Set exercise: Report the number of lines in the entries below that include the word "USGS", and nothing else.

(Excerpt from a dataset)
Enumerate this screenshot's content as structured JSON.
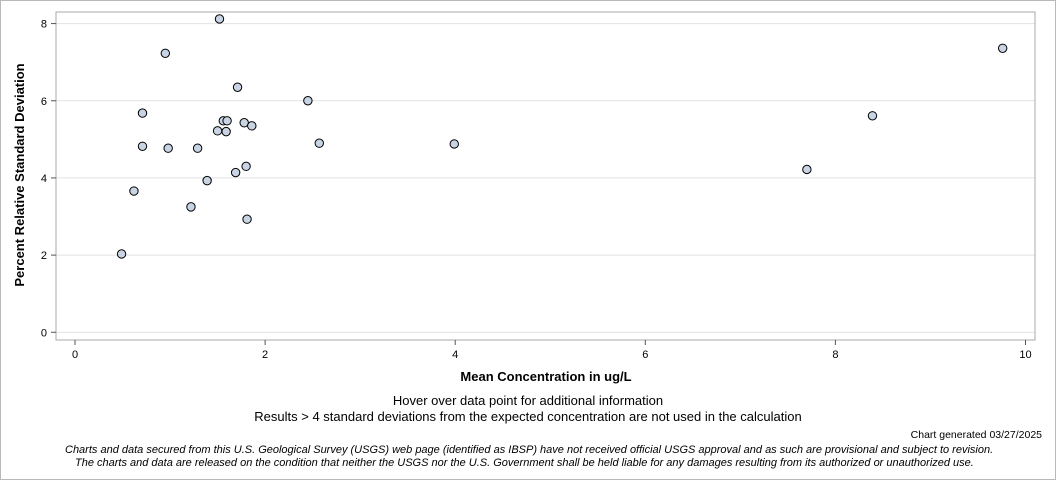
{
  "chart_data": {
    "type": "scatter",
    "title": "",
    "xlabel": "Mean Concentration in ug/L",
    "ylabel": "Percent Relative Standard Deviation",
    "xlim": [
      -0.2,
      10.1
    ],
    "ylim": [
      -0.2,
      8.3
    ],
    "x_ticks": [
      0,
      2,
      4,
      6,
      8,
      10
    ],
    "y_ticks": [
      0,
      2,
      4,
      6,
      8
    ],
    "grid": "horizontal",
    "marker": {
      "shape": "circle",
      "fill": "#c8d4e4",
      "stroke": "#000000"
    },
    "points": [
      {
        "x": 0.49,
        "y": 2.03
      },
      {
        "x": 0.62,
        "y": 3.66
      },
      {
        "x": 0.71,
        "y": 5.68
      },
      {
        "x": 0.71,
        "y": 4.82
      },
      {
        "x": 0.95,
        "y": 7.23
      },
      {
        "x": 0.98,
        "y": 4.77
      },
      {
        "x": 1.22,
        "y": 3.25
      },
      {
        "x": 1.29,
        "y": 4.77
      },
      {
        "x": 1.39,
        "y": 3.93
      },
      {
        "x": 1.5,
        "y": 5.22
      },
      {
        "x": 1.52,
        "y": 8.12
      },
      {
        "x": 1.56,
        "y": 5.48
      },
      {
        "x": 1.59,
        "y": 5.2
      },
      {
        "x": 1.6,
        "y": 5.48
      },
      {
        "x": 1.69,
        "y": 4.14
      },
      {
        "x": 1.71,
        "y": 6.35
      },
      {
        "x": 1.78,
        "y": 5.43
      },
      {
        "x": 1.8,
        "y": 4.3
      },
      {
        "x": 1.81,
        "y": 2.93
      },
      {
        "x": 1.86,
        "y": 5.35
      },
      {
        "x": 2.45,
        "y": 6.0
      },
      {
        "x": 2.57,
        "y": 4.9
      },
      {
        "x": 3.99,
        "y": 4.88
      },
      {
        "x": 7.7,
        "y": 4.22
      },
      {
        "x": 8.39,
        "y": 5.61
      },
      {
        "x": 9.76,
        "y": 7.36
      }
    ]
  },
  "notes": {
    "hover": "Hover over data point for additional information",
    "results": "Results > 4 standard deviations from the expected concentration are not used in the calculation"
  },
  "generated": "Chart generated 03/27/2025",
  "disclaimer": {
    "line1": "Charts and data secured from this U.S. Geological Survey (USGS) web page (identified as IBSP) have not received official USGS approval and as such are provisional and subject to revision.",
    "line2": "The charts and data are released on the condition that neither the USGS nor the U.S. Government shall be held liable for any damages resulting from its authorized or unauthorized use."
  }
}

Exercise response: 2